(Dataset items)
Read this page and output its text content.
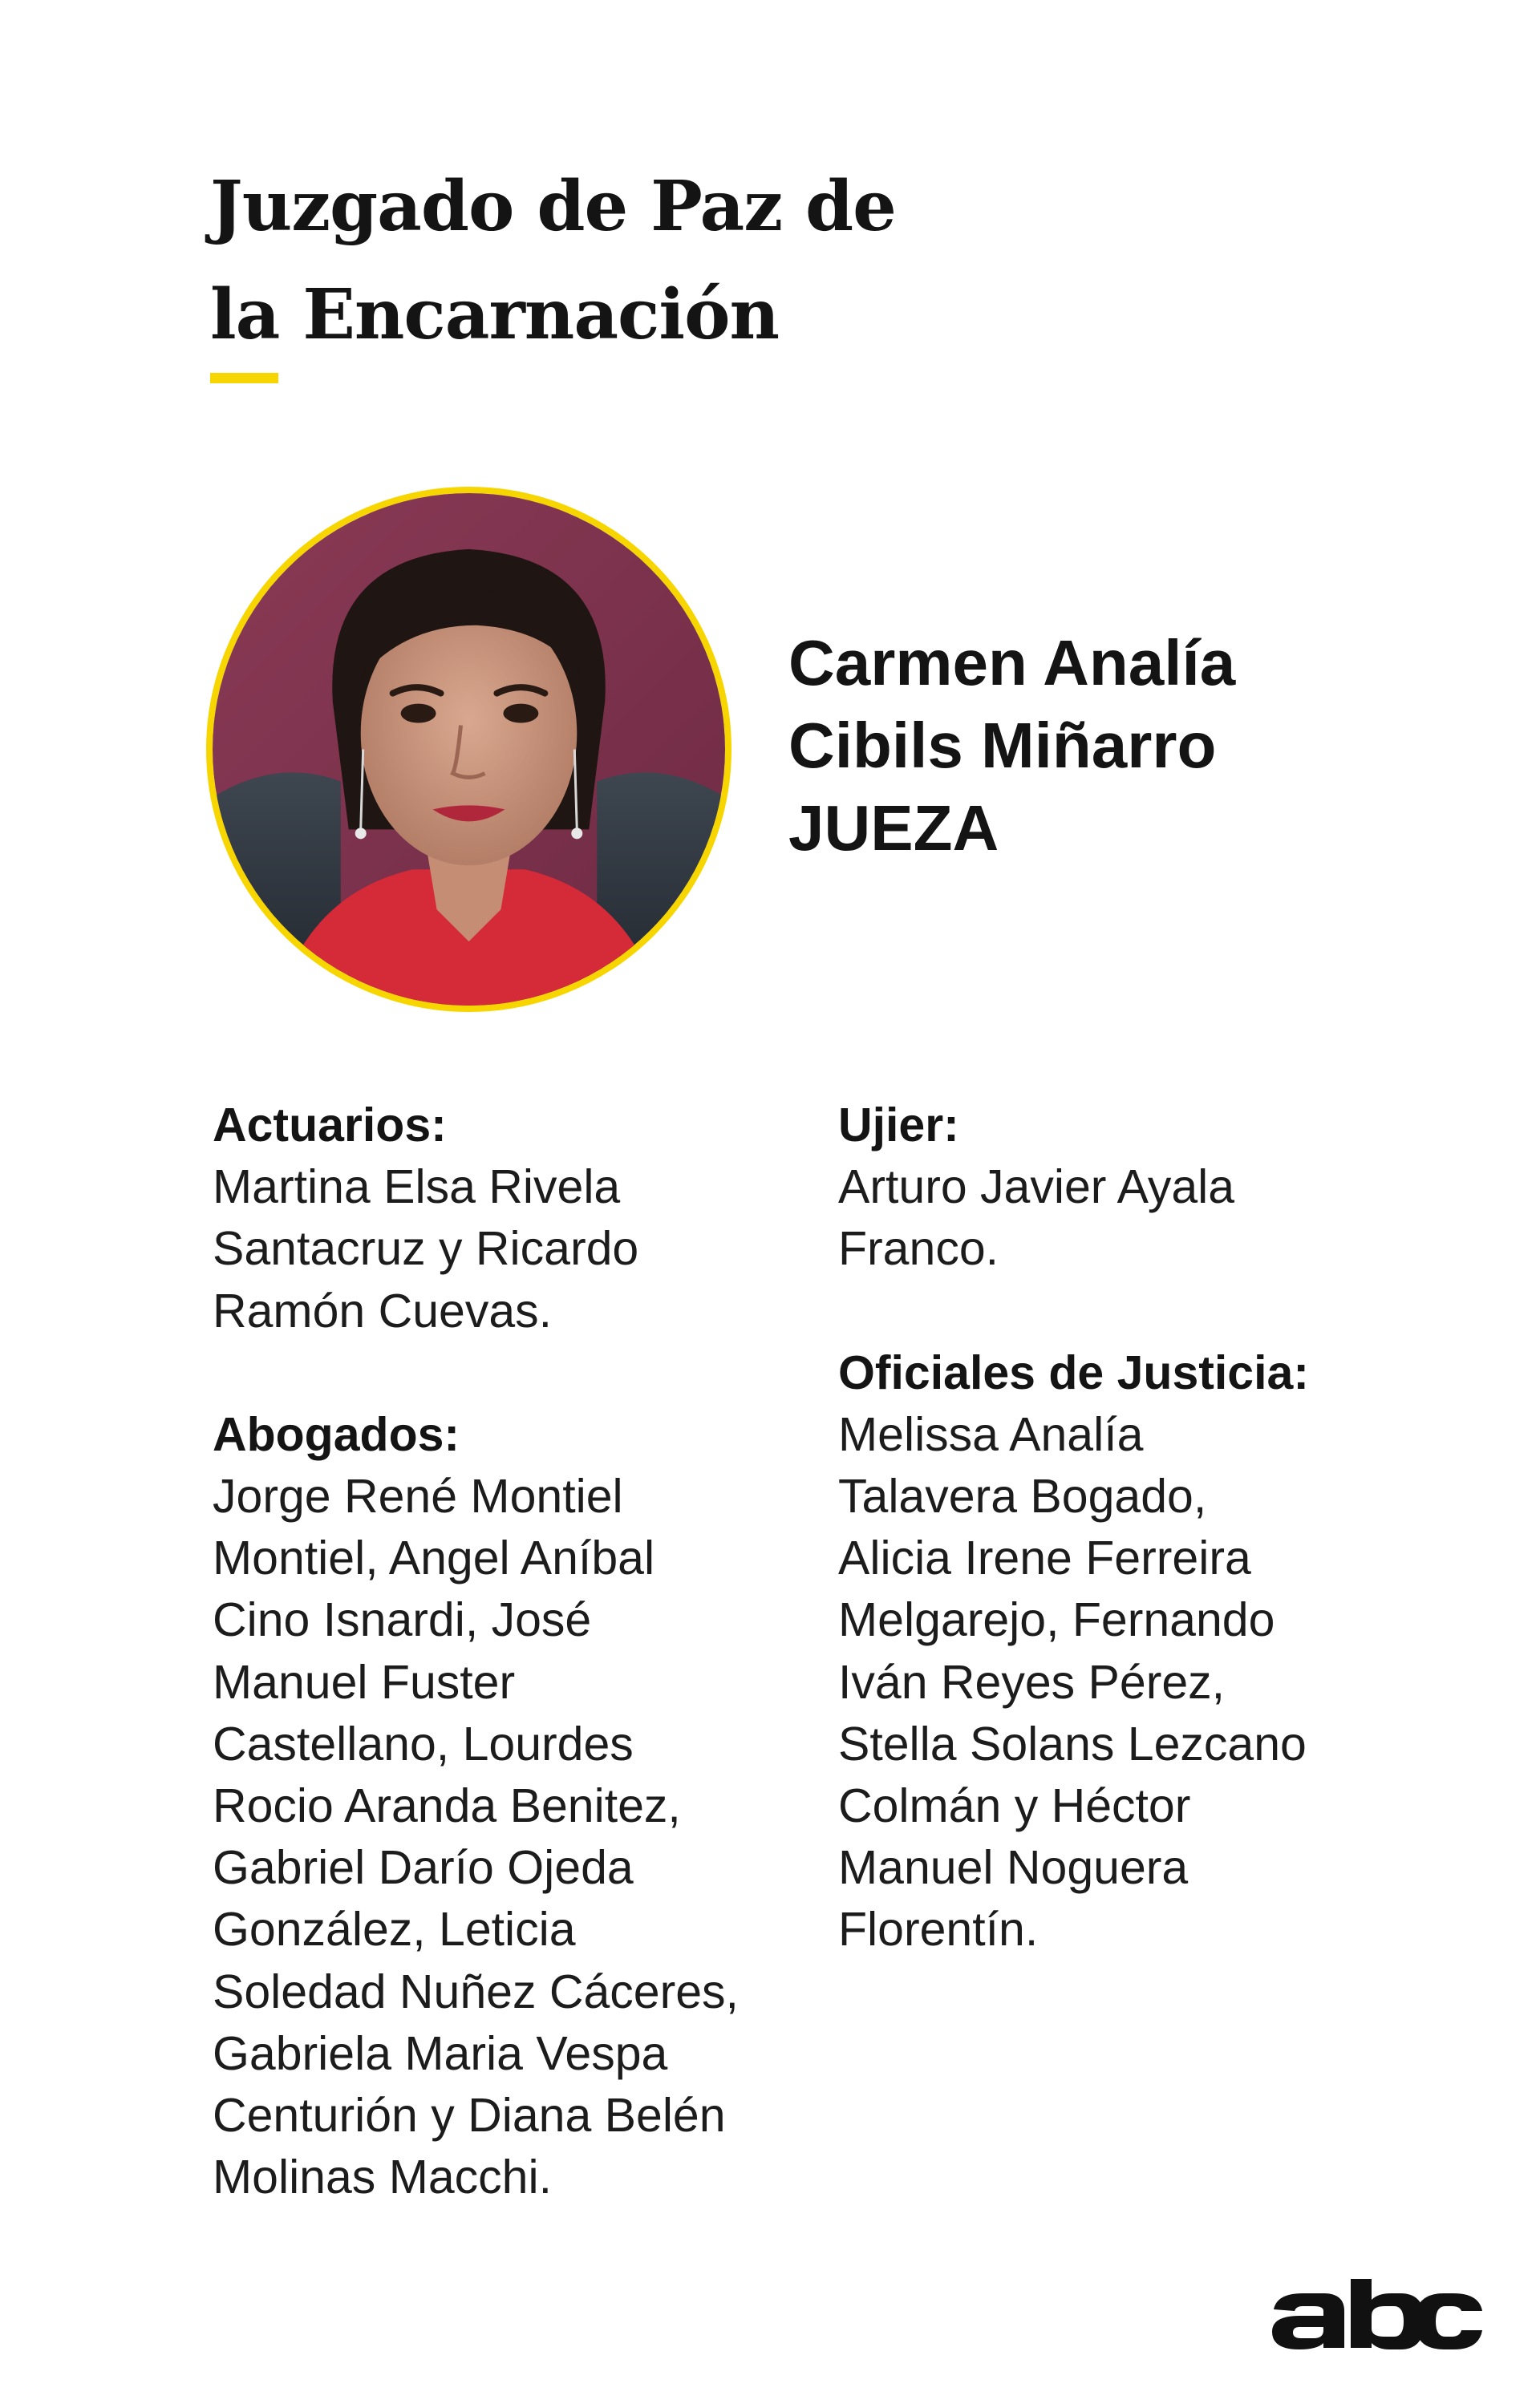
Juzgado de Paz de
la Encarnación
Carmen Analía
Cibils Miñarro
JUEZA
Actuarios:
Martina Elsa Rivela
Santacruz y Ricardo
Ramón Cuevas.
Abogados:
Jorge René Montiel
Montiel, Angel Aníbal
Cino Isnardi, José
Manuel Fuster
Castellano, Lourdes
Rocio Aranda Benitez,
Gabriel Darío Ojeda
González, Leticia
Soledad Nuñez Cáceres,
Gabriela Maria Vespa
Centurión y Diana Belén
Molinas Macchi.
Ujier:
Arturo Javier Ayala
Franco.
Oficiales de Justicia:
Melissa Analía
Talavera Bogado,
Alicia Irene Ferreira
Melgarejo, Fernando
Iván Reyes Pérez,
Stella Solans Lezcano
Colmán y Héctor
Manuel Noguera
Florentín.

* * *

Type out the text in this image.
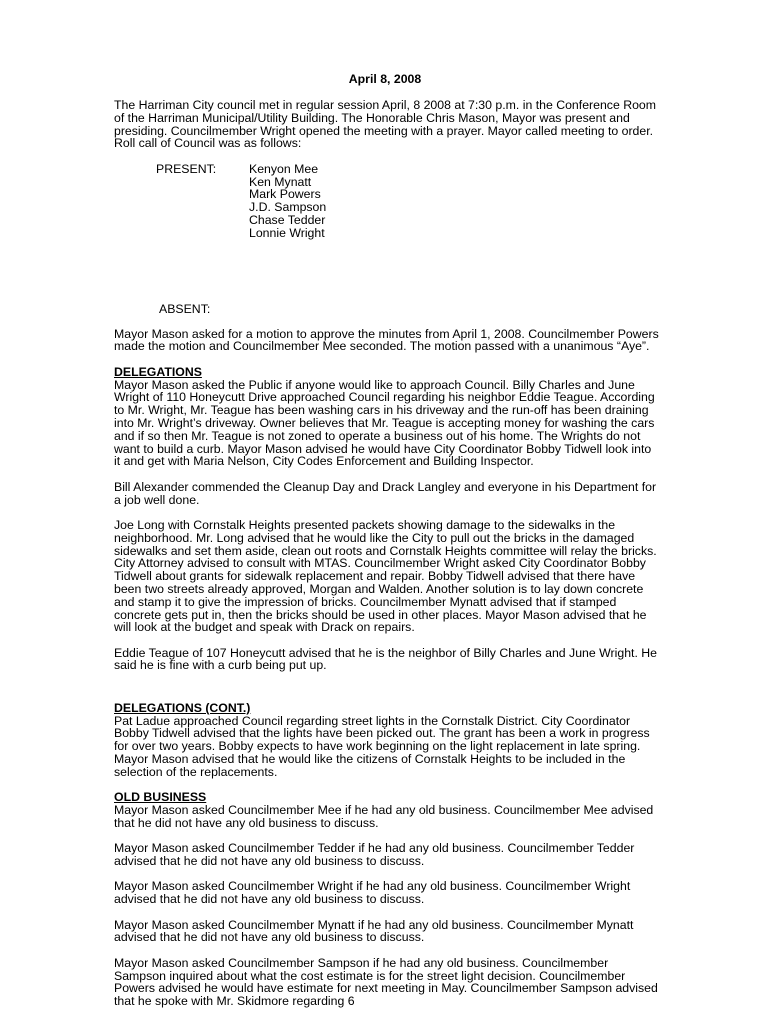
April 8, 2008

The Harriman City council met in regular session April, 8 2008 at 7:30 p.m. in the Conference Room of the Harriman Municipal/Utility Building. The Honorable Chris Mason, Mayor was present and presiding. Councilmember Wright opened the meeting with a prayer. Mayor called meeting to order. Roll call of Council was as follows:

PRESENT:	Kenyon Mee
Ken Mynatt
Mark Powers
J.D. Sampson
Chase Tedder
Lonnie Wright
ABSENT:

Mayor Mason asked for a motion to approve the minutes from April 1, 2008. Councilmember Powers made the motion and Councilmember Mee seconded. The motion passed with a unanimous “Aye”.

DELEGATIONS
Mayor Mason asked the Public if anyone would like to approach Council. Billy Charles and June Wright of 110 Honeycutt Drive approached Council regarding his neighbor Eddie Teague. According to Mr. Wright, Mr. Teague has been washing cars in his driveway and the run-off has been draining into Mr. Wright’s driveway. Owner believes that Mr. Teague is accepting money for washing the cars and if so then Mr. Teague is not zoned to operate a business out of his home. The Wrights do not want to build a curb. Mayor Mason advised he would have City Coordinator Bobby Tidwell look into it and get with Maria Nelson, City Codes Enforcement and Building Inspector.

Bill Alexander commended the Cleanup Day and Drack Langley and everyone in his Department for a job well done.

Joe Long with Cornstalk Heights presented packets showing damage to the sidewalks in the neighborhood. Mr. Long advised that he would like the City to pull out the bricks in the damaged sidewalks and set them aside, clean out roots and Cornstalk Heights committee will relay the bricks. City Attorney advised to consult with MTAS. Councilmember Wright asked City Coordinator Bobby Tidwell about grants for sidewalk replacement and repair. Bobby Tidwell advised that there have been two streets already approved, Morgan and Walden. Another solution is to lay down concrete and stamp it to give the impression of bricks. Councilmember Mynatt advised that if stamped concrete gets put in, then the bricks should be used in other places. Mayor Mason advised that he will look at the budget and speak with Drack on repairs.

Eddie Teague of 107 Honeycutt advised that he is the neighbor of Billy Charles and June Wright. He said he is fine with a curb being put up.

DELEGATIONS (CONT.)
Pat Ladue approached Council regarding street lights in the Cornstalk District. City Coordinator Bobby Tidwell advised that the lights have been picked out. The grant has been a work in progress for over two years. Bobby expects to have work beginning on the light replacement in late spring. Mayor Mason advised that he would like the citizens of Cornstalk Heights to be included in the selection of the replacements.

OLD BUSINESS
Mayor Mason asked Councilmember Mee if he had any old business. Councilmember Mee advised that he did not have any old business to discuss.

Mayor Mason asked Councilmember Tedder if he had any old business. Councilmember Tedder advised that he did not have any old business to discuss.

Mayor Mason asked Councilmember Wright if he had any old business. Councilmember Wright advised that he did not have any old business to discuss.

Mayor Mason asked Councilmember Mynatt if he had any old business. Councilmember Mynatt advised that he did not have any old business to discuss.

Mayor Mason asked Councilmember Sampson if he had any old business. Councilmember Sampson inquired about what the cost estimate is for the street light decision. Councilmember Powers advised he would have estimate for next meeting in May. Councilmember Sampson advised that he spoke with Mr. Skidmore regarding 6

*Stated task:*
Look through the entries and find each line that has the string "Charles". Copy those lines.

*Response for this exercise:*
Mayor Mason asked the Public if anyone would like to approach Council. Billy Charles and June Wright of 110 Honeycutt Drive approached Council regarding his neighbor Eddie Teague. According to Mr. Wright, Mr. Teague has been washing cars in his driveway and the run-off has been draining into Mr. Wright’s driveway. Owner believes that Mr. Teague is accepting money for washing the cars and if so then Mr. Teague is not zoned to operate a business out of his home. The Wrights do not want to build a curb. Mayor Mason advised he would have City Coordinator Bobby Tidwell look into it and get with Maria Nelson, City Codes Enforcement and Building Inspector.
Eddie Teague of 107 Honeycutt advised that he is the neighbor of Billy Charles and June Wright. He said he is fine with a curb being put up.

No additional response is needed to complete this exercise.